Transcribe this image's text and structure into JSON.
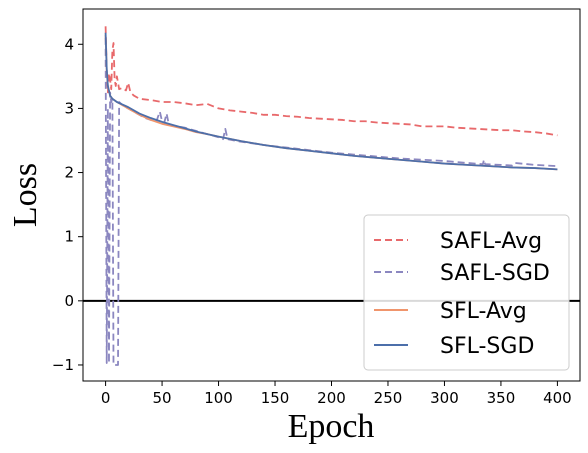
{
  "chart_data": {
    "type": "line",
    "xlabel": "Epoch",
    "ylabel": "Loss",
    "xlim": [
      -20,
      420
    ],
    "ylim": [
      -1.25,
      4.55
    ],
    "xticks": [
      0,
      50,
      100,
      150,
      200,
      250,
      300,
      350,
      400
    ],
    "yticks": [
      -1,
      0,
      1,
      2,
      3,
      4
    ],
    "grid": false,
    "legend_position": "lower-right",
    "reference_line": {
      "y": 0,
      "color": "#000000"
    },
    "series": [
      {
        "name": "SAFL-Avg",
        "color": "#e8696b",
        "dash": "dashed",
        "points": [
          [
            0,
            4.28
          ],
          [
            1,
            3.6
          ],
          [
            2,
            3.25
          ],
          [
            3,
            3.55
          ],
          [
            4,
            3.45
          ],
          [
            5,
            3.3
          ],
          [
            6,
            3.9
          ],
          [
            7,
            4.02
          ],
          [
            8,
            3.45
          ],
          [
            9,
            3.35
          ],
          [
            10,
            3.5
          ],
          [
            12,
            3.3
          ],
          [
            15,
            3.32
          ],
          [
            18,
            3.28
          ],
          [
            20,
            3.4
          ],
          [
            22,
            3.25
          ],
          [
            25,
            3.2
          ],
          [
            30,
            3.15
          ],
          [
            40,
            3.13
          ],
          [
            50,
            3.1
          ],
          [
            60,
            3.1
          ],
          [
            70,
            3.08
          ],
          [
            80,
            3.05
          ],
          [
            90,
            3.07
          ],
          [
            100,
            3.0
          ],
          [
            110,
            2.97
          ],
          [
            120,
            2.95
          ],
          [
            130,
            2.93
          ],
          [
            140,
            2.9
          ],
          [
            150,
            2.9
          ],
          [
            160,
            2.88
          ],
          [
            170,
            2.87
          ],
          [
            180,
            2.85
          ],
          [
            190,
            2.84
          ],
          [
            200,
            2.83
          ],
          [
            210,
            2.82
          ],
          [
            220,
            2.8
          ],
          [
            230,
            2.8
          ],
          [
            240,
            2.78
          ],
          [
            250,
            2.77
          ],
          [
            260,
            2.76
          ],
          [
            270,
            2.75
          ],
          [
            280,
            2.72
          ],
          [
            290,
            2.72
          ],
          [
            300,
            2.72
          ],
          [
            310,
            2.7
          ],
          [
            320,
            2.69
          ],
          [
            330,
            2.68
          ],
          [
            340,
            2.67
          ],
          [
            350,
            2.66
          ],
          [
            360,
            2.66
          ],
          [
            370,
            2.64
          ],
          [
            380,
            2.63
          ],
          [
            390,
            2.61
          ],
          [
            400,
            2.58
          ]
        ]
      },
      {
        "name": "SAFL-SGD",
        "color": "#8b87c0",
        "dash": "dashed",
        "points": [
          [
            0,
            4.1
          ],
          [
            1,
            -0.97
          ],
          [
            2,
            3.0
          ],
          [
            3,
            -0.97
          ],
          [
            4,
            3.25
          ],
          [
            5,
            3.1
          ],
          [
            6,
            3.15
          ],
          [
            7,
            -1.0
          ],
          [
            8,
            -1.0
          ],
          [
            10,
            -1.0
          ],
          [
            11,
            -1.0
          ],
          [
            12,
            3.1
          ],
          [
            15,
            3.05
          ],
          [
            20,
            3.0
          ],
          [
            25,
            2.95
          ],
          [
            30,
            2.9
          ],
          [
            35,
            2.85
          ],
          [
            40,
            2.82
          ],
          [
            45,
            2.8
          ],
          [
            48,
            2.95
          ],
          [
            50,
            2.8
          ],
          [
            52,
            2.78
          ],
          [
            54,
            2.92
          ],
          [
            56,
            2.75
          ],
          [
            60,
            2.73
          ],
          [
            70,
            2.7
          ],
          [
            80,
            2.65
          ],
          [
            90,
            2.6
          ],
          [
            100,
            2.55
          ],
          [
            104,
            2.52
          ],
          [
            106,
            2.68
          ],
          [
            108,
            2.52
          ],
          [
            120,
            2.48
          ],
          [
            140,
            2.43
          ],
          [
            160,
            2.39
          ],
          [
            180,
            2.35
          ],
          [
            200,
            2.31
          ],
          [
            220,
            2.28
          ],
          [
            240,
            2.25
          ],
          [
            260,
            2.22
          ],
          [
            280,
            2.2
          ],
          [
            300,
            2.18
          ],
          [
            320,
            2.15
          ],
          [
            334,
            2.13
          ],
          [
            335,
            2.2
          ],
          [
            336,
            2.13
          ],
          [
            350,
            2.12
          ],
          [
            360,
            2.11
          ],
          [
            362,
            2.15
          ],
          [
            380,
            2.12
          ],
          [
            400,
            2.1
          ]
        ]
      },
      {
        "name": "SFL-Avg",
        "color": "#f0956c",
        "dash": "solid",
        "points": [
          [
            0,
            4.15
          ],
          [
            1,
            3.6
          ],
          [
            2,
            3.35
          ],
          [
            4,
            3.2
          ],
          [
            6,
            3.15
          ],
          [
            10,
            3.1
          ],
          [
            15,
            3.05
          ],
          [
            20,
            3.0
          ],
          [
            30,
            2.9
          ],
          [
            40,
            2.82
          ],
          [
            50,
            2.76
          ],
          [
            60,
            2.72
          ],
          [
            70,
            2.68
          ],
          [
            80,
            2.63
          ],
          [
            90,
            2.6
          ],
          [
            100,
            2.56
          ],
          [
            120,
            2.49
          ],
          [
            140,
            2.43
          ],
          [
            160,
            2.38
          ],
          [
            180,
            2.34
          ],
          [
            200,
            2.3
          ],
          [
            220,
            2.26
          ],
          [
            240,
            2.23
          ],
          [
            260,
            2.2
          ],
          [
            280,
            2.17
          ],
          [
            300,
            2.14
          ],
          [
            320,
            2.12
          ],
          [
            340,
            2.1
          ],
          [
            360,
            2.08
          ],
          [
            380,
            2.07
          ],
          [
            400,
            2.05
          ]
        ]
      },
      {
        "name": "SFL-SGD",
        "color": "#4c6faa",
        "dash": "solid",
        "points": [
          [
            0,
            4.18
          ],
          [
            1,
            3.62
          ],
          [
            2,
            3.35
          ],
          [
            4,
            3.2
          ],
          [
            6,
            3.15
          ],
          [
            10,
            3.1
          ],
          [
            15,
            3.06
          ],
          [
            20,
            3.02
          ],
          [
            30,
            2.92
          ],
          [
            40,
            2.85
          ],
          [
            50,
            2.79
          ],
          [
            60,
            2.74
          ],
          [
            70,
            2.69
          ],
          [
            80,
            2.64
          ],
          [
            90,
            2.6
          ],
          [
            100,
            2.56
          ],
          [
            120,
            2.49
          ],
          [
            140,
            2.43
          ],
          [
            160,
            2.38
          ],
          [
            180,
            2.34
          ],
          [
            200,
            2.3
          ],
          [
            220,
            2.26
          ],
          [
            240,
            2.23
          ],
          [
            260,
            2.2
          ],
          [
            280,
            2.17
          ],
          [
            300,
            2.14
          ],
          [
            320,
            2.12
          ],
          [
            340,
            2.1
          ],
          [
            360,
            2.08
          ],
          [
            380,
            2.07
          ],
          [
            400,
            2.05
          ]
        ]
      }
    ]
  }
}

□ □ □ □

EXERCISE PROMPT. Look over the listing. Pull out every line with the string "name" in it.

TASK RESULT.
        "name": "SAFL-Avg",
        "name": "SAFL-SGD",
        "name": "SFL-Avg",
        "name": "SFL-SGD",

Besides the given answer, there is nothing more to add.